■ Dataset extract
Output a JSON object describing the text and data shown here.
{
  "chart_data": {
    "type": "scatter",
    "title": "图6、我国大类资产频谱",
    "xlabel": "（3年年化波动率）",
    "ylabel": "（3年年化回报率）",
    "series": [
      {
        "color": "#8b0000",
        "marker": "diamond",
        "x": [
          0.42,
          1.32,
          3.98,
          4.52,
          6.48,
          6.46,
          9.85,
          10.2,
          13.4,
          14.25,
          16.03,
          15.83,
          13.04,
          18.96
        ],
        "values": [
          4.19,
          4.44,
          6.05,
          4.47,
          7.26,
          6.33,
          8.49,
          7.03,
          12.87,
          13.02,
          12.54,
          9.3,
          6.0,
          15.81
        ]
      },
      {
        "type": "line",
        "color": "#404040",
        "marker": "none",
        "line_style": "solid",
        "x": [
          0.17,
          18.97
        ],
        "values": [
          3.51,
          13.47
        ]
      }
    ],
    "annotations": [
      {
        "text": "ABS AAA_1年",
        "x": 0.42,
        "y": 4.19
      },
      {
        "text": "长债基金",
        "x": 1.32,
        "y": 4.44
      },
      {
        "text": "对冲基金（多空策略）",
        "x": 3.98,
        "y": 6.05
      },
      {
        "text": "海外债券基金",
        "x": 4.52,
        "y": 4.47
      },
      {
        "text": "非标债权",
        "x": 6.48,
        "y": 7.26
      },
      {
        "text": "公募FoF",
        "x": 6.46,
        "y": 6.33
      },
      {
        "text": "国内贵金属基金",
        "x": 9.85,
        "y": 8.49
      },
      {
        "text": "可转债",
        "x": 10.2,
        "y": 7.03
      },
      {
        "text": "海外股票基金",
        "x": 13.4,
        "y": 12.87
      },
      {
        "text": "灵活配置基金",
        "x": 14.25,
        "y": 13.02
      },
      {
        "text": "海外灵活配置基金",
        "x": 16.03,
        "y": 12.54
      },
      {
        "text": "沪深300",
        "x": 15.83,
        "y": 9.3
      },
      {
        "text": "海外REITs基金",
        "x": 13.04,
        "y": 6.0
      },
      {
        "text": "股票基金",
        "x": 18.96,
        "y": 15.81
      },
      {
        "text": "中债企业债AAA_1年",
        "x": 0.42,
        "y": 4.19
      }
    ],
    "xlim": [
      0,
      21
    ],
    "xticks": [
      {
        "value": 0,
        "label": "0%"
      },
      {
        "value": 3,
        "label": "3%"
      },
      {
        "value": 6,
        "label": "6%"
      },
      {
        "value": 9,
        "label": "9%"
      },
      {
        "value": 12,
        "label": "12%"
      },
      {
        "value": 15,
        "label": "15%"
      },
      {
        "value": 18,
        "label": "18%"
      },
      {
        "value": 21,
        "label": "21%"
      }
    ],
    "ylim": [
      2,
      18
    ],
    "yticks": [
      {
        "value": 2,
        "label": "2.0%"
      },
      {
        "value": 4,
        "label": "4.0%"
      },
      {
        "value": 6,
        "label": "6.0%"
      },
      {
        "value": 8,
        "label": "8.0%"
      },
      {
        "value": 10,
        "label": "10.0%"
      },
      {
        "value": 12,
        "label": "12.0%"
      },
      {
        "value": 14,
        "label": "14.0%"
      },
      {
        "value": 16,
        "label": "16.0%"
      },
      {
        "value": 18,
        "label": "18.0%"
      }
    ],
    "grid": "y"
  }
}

■ What to do
Return every line of the material exactly.

■ Answer to the task
Output a JSON object describing the text and data shown here.
{
  "chart_data": {
    "type": "scatter",
    "title": "图6、我国大类资产频谱",
    "xlabel": "（3年年化波动率）",
    "ylabel": "（3年年化回报率）",
    "series": [
      {
        "color": "#8b0000",
        "marker": "diamond",
        "x": [
          0.42,
          1.32,
          3.98,
          4.52,
          6.48,
          6.46,
          9.85,
          10.2,
          13.4,
          14.25,
          16.03,
          15.83,
          13.04,
          18.96
        ],
        "values": [
          4.19,
          4.44,
          6.05,
          4.47,
          7.26,
          6.33,
          8.49,
          7.03,
          12.87,
          13.02,
          12.54,
          9.3,
          6.0,
          15.81
        ]
      },
      {
        "type": "line",
        "color": "#404040",
        "marker": "none",
        "line_style": "solid",
        "x": [
          0.17,
          18.97
        ],
        "values": [
          3.51,
          13.47
        ]
      }
    ],
    "annotations": [
      {
        "text": "ABS AAA_1年",
        "x": 0.42,
        "y": 4.19
      },
      {
        "text": "长债基金",
        "x": 1.32,
        "y": 4.44
      },
      {
        "text": "对冲基金（多空策略）",
        "x": 3.98,
        "y": 6.05
      },
      {
        "text": "海外债券基金",
        "x": 4.52,
        "y": 4.47
      },
      {
        "text": "非标债权",
        "x": 6.48,
        "y": 7.26
      },
      {
        "text": "公募FoF",
        "x": 6.46,
        "y": 6.33
      },
      {
        "text": "国内贵金属基金",
        "x": 9.85,
        "y": 8.49
      },
      {
        "text": "可转债",
        "x": 10.2,
        "y": 7.03
      },
      {
        "text": "海外股票基金",
        "x": 13.4,
        "y": 12.87
      },
      {
        "text": "灵活配置基金",
        "x": 14.25,
        "y": 13.02
      },
      {
        "text": "海外灵活配置基金",
        "x": 16.03,
        "y": 12.54
      },
      {
        "text": "沪深300",
        "x": 15.83,
        "y": 9.3
      },
      {
        "text": "海外REITs基金",
        "x": 13.04,
        "y": 6.0
      },
      {
        "text": "股票基金",
        "x": 18.96,
        "y": 15.81
      },
      {
        "text": "中债企业债AAA_1年",
        "x": 0.42,
        "y": 4.19
      }
    ],
    "xlim": [
      0,
      21
    ],
    "xticks": [
      {
        "value": 0,
        "label": "0%"
      },
      {
        "value": 3,
        "label": "3%"
      },
      {
        "value": 6,
        "label": "6%"
      },
      {
        "value": 9,
        "label": "9%"
      },
      {
        "value": 12,
        "label": "12%"
      },
      {
        "value": 15,
        "label": "15%"
      },
      {
        "value": 18,
        "label": "18%"
      },
      {
        "value": 21,
        "label": "21%"
      }
    ],
    "ylim": [
      2,
      18
    ],
    "yticks": [
      {
        "value": 2,
        "label": "2.0%"
      },
      {
        "value": 4,
        "label": "4.0%"
      },
      {
        "value": 6,
        "label": "6.0%"
      },
      {
        "value": 8,
        "label": "8.0%"
      },
      {
        "value": 10,
        "label": "10.0%"
      },
      {
        "value": 12,
        "label": "12.0%"
      },
      {
        "value": 14,
        "label": "14.0%"
      },
      {
        "value": 16,
        "label": "16.0%"
      },
      {
        "value": 18,
        "label": "18.0%"
      }
    ],
    "grid": "y"
  }
}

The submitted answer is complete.